Stored entries

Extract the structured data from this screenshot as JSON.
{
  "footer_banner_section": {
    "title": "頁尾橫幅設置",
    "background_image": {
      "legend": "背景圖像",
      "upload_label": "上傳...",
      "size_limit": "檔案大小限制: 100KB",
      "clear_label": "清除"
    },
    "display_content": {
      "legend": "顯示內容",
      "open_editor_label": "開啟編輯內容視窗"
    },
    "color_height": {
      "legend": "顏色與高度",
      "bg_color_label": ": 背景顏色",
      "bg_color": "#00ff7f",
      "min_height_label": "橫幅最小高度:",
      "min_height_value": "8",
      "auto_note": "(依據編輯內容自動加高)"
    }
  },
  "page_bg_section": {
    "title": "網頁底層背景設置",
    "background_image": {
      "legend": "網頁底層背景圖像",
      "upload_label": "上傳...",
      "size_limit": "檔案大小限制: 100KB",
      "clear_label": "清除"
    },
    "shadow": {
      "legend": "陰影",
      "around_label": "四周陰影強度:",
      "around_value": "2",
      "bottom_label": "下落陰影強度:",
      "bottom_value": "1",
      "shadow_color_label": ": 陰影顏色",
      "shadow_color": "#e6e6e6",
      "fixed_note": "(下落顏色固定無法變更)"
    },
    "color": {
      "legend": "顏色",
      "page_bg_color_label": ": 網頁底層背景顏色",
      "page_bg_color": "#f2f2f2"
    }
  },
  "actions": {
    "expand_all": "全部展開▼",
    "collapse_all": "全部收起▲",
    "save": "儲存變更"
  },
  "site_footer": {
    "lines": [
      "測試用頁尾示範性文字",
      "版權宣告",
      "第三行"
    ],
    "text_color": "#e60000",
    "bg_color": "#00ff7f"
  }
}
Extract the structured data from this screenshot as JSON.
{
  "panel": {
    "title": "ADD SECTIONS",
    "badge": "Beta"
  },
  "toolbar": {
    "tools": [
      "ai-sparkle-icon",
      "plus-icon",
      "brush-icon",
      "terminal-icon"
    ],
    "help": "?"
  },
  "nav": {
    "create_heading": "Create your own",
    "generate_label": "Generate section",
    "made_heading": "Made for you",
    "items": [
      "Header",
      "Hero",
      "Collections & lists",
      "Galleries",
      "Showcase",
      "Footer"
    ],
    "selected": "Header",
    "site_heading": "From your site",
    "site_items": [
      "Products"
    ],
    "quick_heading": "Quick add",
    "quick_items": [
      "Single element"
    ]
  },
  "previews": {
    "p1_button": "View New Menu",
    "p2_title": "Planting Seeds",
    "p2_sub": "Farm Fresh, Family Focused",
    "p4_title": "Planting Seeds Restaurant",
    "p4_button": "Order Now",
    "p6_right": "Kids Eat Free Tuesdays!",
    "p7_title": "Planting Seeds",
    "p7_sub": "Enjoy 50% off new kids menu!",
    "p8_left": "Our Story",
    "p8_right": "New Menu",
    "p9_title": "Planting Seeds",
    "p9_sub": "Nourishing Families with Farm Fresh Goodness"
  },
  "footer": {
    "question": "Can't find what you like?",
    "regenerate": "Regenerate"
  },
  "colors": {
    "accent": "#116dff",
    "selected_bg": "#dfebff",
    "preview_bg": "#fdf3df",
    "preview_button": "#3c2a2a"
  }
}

**Given request**:
Write out the entries above word for word.

**Problem solution**:
Extract the structured data from this screenshot as JSON.
{
  "footer_banner_section": {
    "title": "頁尾橫幅設置",
    "background_image": {
      "legend": "背景圖像",
      "upload_label": "上傳...",
      "size_limit": "檔案大小限制: 100KB",
      "clear_label": "清除"
    },
    "display_content": {
      "legend": "顯示內容",
      "open_editor_label": "開啟編輯內容視窗"
    },
    "color_height": {
      "legend": "顏色與高度",
      "bg_color_label": ": 背景顏色",
      "bg_color": "#00ff7f",
      "min_height_label": "橫幅最小高度:",
      "min_height_value": "8",
      "auto_note": "(依據編輯內容自動加高)"
    }
  },
  "page_bg_section": {
    "title": "網頁底層背景設置",
    "background_image": {
      "legend": "網頁底層背景圖像",
      "upload_label": "上傳...",
      "size_limit": "檔案大小限制: 100KB",
      "clear_label": "清除"
    },
    "shadow": {
      "legend": "陰影",
      "around_label": "四周陰影強度:",
      "around_value": "2",
      "bottom_label": "下落陰影強度:",
      "bottom_value": "1",
      "shadow_color_label": ": 陰影顏色",
      "shadow_color": "#e6e6e6",
      "fixed_note": "(下落顏色固定無法變更)"
    },
    "color": {
      "legend": "顏色",
      "page_bg_color_label": ": 網頁底層背景顏色",
      "page_bg_color": "#f2f2f2"
    }
  },
  "actions": {
    "expand_all": "全部展開▼",
    "collapse_all": "全部收起▲",
    "save": "儲存變更"
  },
  "site_footer": {
    "lines": [
      "測試用頁尾示範性文字",
      "版權宣告",
      "第三行"
    ],
    "text_color": "#e60000",
    "bg_color": "#00ff7f"
  }
}
Extract the structured data from this screenshot as JSON.
{
  "panel": {
    "title": "ADD SECTIONS",
    "badge": "Beta"
  },
  "toolbar": {
    "tools": [
      "ai-sparkle-icon",
      "plus-icon",
      "brush-icon",
      "terminal-icon"
    ],
    "help": "?"
  },
  "nav": {
    "create_heading": "Create your own",
    "generate_label": "Generate section",
    "made_heading": "Made for you",
    "items": [
      "Header",
      "Hero",
      "Collections & lists",
      "Galleries",
      "Showcase",
      "Footer"
    ],
    "selected": "Header",
    "site_heading": "From your site",
    "site_items": [
      "Products"
    ],
    "quick_heading": "Quick add",
    "quick_items": [
      "Single element"
    ]
  },
  "previews": {
    "p1_button": "View New Menu",
    "p2_title": "Planting Seeds",
    "p2_sub": "Farm Fresh, Family Focused",
    "p4_title": "Planting Seeds Restaurant",
    "p4_button": "Order Now",
    "p6_right": "Kids Eat Free Tuesdays!",
    "p7_title": "Planting Seeds",
    "p7_sub": "Enjoy 50% off new kids menu!",
    "p8_left": "Our Story",
    "p8_right": "New Menu",
    "p9_title": "Planting Seeds",
    "p9_sub": "Nourishing Families with Farm Fresh Goodness"
  },
  "footer": {
    "question": "Can't find what you like?",
    "regenerate": "Regenerate"
  },
  "colors": {
    "accent": "#116dff",
    "selected_bg": "#dfebff",
    "preview_bg": "#fdf3df",
    "preview_button": "#3c2a2a"
  }
}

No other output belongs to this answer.